[Figure content listings]

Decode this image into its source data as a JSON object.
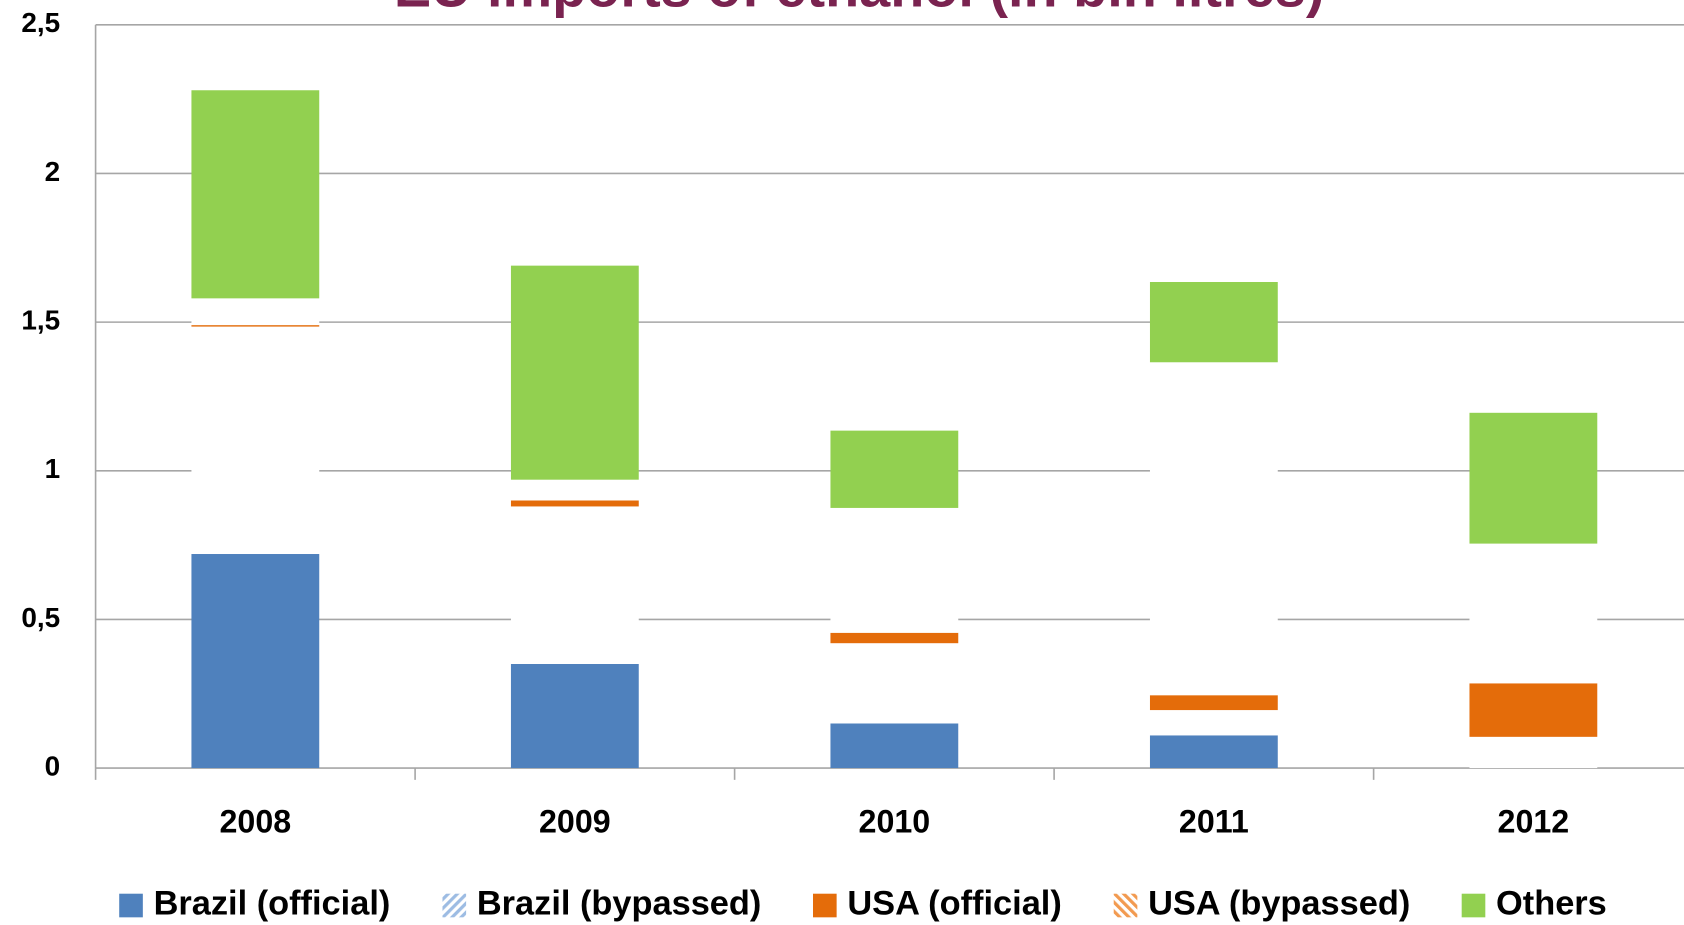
{
  "chart_data": {
    "type": "stacked_bar",
    "title": "EU imports of ethanol (in bln litres)",
    "categories": [
      "2008",
      "2009",
      "2010",
      "2011",
      "2012"
    ],
    "series": [
      {
        "name": "Brazil (official)",
        "color": "#4f81bd",
        "hatch": false,
        "values": [
          0.72,
          0.35,
          0.15,
          0.11,
          0
        ]
      },
      {
        "name": "Brazil (bypassed)",
        "color": "#9dbce3",
        "hatch": true,
        "values": [
          0.765,
          0.53,
          0.27,
          0.085,
          0.105
        ]
      },
      {
        "name": "USA (official)",
        "color": "#e46c0a",
        "hatch": false,
        "values": [
          0.005,
          0.02,
          0.035,
          0.05,
          0.18
        ]
      },
      {
        "name": "USA (bypassed)",
        "color": "#f29a50",
        "hatch": true,
        "values": [
          0.09,
          0.07,
          0.42,
          1.12,
          0.47
        ]
      },
      {
        "name": "Others",
        "color": "#92d050",
        "hatch": false,
        "values": [
          0.7,
          0.72,
          0.26,
          0.27,
          0.44
        ]
      }
    ],
    "ylim": [
      0,
      2.5
    ],
    "yticks": [
      0,
      {
        "value": 0.5,
        "label": "0,5"
      },
      1,
      {
        "value": 1.5,
        "label": "1,5"
      },
      2,
      {
        "value": 2.5,
        "label": "2,5"
      }
    ],
    "grid": true,
    "legend": "bottom"
  }
}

Given problem | Check every line of the data above for the string "name", and copy those that have it.

Complete output |
        "name": "Brazil (official)",
        "name": "Brazil (bypassed)",
        "name": "USA (official)",
        "name": "USA (bypassed)",
        "name": "Others",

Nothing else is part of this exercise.